Given request:
Quote the records that follow in full, leaving the pictures out.

## Start Given records

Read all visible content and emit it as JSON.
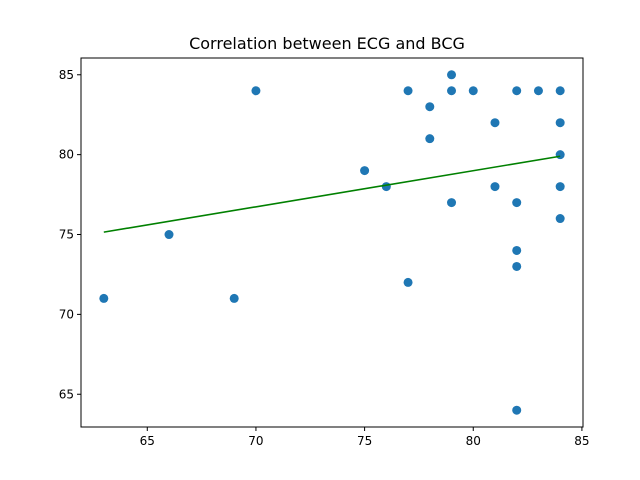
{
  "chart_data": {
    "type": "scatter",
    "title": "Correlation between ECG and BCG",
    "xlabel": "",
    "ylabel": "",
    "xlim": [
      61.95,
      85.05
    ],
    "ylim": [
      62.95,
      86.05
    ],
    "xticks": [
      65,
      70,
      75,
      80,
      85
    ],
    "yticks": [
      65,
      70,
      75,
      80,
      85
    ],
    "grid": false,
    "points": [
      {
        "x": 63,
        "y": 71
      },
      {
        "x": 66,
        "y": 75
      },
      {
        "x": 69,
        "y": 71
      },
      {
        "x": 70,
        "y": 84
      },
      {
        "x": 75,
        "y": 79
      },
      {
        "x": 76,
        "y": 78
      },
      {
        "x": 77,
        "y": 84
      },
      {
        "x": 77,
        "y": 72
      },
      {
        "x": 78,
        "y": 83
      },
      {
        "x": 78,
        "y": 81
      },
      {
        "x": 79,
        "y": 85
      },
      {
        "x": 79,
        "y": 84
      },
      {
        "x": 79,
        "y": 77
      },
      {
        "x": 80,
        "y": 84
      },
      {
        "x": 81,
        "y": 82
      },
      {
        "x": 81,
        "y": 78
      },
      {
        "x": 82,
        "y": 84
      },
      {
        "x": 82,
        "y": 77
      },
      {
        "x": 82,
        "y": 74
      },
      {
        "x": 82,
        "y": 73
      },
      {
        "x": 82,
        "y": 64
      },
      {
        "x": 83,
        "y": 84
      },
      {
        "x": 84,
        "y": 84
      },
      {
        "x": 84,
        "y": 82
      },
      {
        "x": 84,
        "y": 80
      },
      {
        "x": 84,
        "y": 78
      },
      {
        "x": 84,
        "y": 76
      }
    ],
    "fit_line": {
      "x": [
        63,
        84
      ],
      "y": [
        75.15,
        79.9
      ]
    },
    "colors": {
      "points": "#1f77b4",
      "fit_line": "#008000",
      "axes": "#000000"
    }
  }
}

## End Given records

Response to the task:
Read all visible content and emit it as JSON.
{
  "chart_data": {
    "type": "scatter",
    "title": "Correlation between ECG and BCG",
    "xlabel": "",
    "ylabel": "",
    "xlim": [
      61.95,
      85.05
    ],
    "ylim": [
      62.95,
      86.05
    ],
    "xticks": [
      65,
      70,
      75,
      80,
      85
    ],
    "yticks": [
      65,
      70,
      75,
      80,
      85
    ],
    "grid": false,
    "points": [
      {
        "x": 63,
        "y": 71
      },
      {
        "x": 66,
        "y": 75
      },
      {
        "x": 69,
        "y": 71
      },
      {
        "x": 70,
        "y": 84
      },
      {
        "x": 75,
        "y": 79
      },
      {
        "x": 76,
        "y": 78
      },
      {
        "x": 77,
        "y": 84
      },
      {
        "x": 77,
        "y": 72
      },
      {
        "x": 78,
        "y": 83
      },
      {
        "x": 78,
        "y": 81
      },
      {
        "x": 79,
        "y": 85
      },
      {
        "x": 79,
        "y": 84
      },
      {
        "x": 79,
        "y": 77
      },
      {
        "x": 80,
        "y": 84
      },
      {
        "x": 81,
        "y": 82
      },
      {
        "x": 81,
        "y": 78
      },
      {
        "x": 82,
        "y": 84
      },
      {
        "x": 82,
        "y": 77
      },
      {
        "x": 82,
        "y": 74
      },
      {
        "x": 82,
        "y": 73
      },
      {
        "x": 82,
        "y": 64
      },
      {
        "x": 83,
        "y": 84
      },
      {
        "x": 84,
        "y": 84
      },
      {
        "x": 84,
        "y": 82
      },
      {
        "x": 84,
        "y": 80
      },
      {
        "x": 84,
        "y": 78
      },
      {
        "x": 84,
        "y": 76
      }
    ],
    "fit_line": {
      "x": [
        63,
        84
      ],
      "y": [
        75.15,
        79.9
      ]
    },
    "colors": {
      "points": "#1f77b4",
      "fit_line": "#008000",
      "axes": "#000000"
    }
  }
}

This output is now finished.